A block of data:
+--
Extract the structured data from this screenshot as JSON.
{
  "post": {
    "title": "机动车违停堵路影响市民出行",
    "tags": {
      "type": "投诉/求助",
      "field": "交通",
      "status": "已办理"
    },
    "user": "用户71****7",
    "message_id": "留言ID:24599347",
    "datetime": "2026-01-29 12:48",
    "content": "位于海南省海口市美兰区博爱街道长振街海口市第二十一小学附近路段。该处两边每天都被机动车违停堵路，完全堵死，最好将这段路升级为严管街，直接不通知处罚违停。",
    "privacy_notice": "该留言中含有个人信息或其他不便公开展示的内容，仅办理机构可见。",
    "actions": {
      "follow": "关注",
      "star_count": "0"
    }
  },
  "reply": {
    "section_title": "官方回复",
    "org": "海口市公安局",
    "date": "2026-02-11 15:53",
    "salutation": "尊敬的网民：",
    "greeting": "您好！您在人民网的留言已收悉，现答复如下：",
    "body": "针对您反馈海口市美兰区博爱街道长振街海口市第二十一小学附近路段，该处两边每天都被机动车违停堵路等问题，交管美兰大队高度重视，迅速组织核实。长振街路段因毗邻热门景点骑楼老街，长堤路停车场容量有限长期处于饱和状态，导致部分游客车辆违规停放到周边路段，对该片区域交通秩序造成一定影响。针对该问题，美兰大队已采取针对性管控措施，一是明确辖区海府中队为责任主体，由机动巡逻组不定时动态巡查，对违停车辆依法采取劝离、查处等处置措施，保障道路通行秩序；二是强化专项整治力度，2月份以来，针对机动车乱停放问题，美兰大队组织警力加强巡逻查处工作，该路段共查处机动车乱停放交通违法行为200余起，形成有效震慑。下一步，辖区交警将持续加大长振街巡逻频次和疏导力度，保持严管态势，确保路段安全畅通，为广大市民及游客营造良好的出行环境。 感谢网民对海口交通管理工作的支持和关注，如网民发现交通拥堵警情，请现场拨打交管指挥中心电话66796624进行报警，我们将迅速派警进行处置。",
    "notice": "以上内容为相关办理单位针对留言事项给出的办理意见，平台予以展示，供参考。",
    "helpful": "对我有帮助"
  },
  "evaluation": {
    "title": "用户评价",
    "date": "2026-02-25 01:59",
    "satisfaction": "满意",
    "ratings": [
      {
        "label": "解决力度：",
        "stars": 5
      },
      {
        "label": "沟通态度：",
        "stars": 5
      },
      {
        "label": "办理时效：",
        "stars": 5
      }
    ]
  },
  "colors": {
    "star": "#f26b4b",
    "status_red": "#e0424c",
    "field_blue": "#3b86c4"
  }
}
+--
## Aim
Can you reproduce all the material exactly?

## Finished exercise
Extract the structured data from this screenshot as JSON.
{
  "post": {
    "title": "机动车违停堵路影响市民出行",
    "tags": {
      "type": "投诉/求助",
      "field": "交通",
      "status": "已办理"
    },
    "user": "用户71****7",
    "message_id": "留言ID:24599347",
    "datetime": "2026-01-29 12:48",
    "content": "位于海南省海口市美兰区博爱街道长振街海口市第二十一小学附近路段。该处两边每天都被机动车违停堵路，完全堵死，最好将这段路升级为严管街，直接不通知处罚违停。",
    "privacy_notice": "该留言中含有个人信息或其他不便公开展示的内容，仅办理机构可见。",
    "actions": {
      "follow": "关注",
      "star_count": "0"
    }
  },
  "reply": {
    "section_title": "官方回复",
    "org": "海口市公安局",
    "date": "2026-02-11 15:53",
    "salutation": "尊敬的网民：",
    "greeting": "您好！您在人民网的留言已收悉，现答复如下：",
    "body": "针对您反馈海口市美兰区博爱街道长振街海口市第二十一小学附近路段，该处两边每天都被机动车违停堵路等问题，交管美兰大队高度重视，迅速组织核实。长振街路段因毗邻热门景点骑楼老街，长堤路停车场容量有限长期处于饱和状态，导致部分游客车辆违规停放到周边路段，对该片区域交通秩序造成一定影响。针对该问题，美兰大队已采取针对性管控措施，一是明确辖区海府中队为责任主体，由机动巡逻组不定时动态巡查，对违停车辆依法采取劝离、查处等处置措施，保障道路通行秩序；二是强化专项整治力度，2月份以来，针对机动车乱停放问题，美兰大队组织警力加强巡逻查处工作，该路段共查处机动车乱停放交通违法行为200余起，形成有效震慑。下一步，辖区交警将持续加大长振街巡逻频次和疏导力度，保持严管态势，确保路段安全畅通，为广大市民及游客营造良好的出行环境。 感谢网民对海口交通管理工作的支持和关注，如网民发现交通拥堵警情，请现场拨打交管指挥中心电话66796624进行报警，我们将迅速派警进行处置。",
    "notice": "以上内容为相关办理单位针对留言事项给出的办理意见，平台予以展示，供参考。",
    "helpful": "对我有帮助"
  },
  "evaluation": {
    "title": "用户评价",
    "date": "2026-02-25 01:59",
    "satisfaction": "满意",
    "ratings": [
      {
        "label": "解决力度：",
        "stars": 5
      },
      {
        "label": "沟通态度：",
        "stars": 5
      },
      {
        "label": "办理时效：",
        "stars": 5
      }
    ]
  },
  "colors": {
    "star": "#f26b4b",
    "status_red": "#e0424c",
    "field_blue": "#3b86c4"
  }
}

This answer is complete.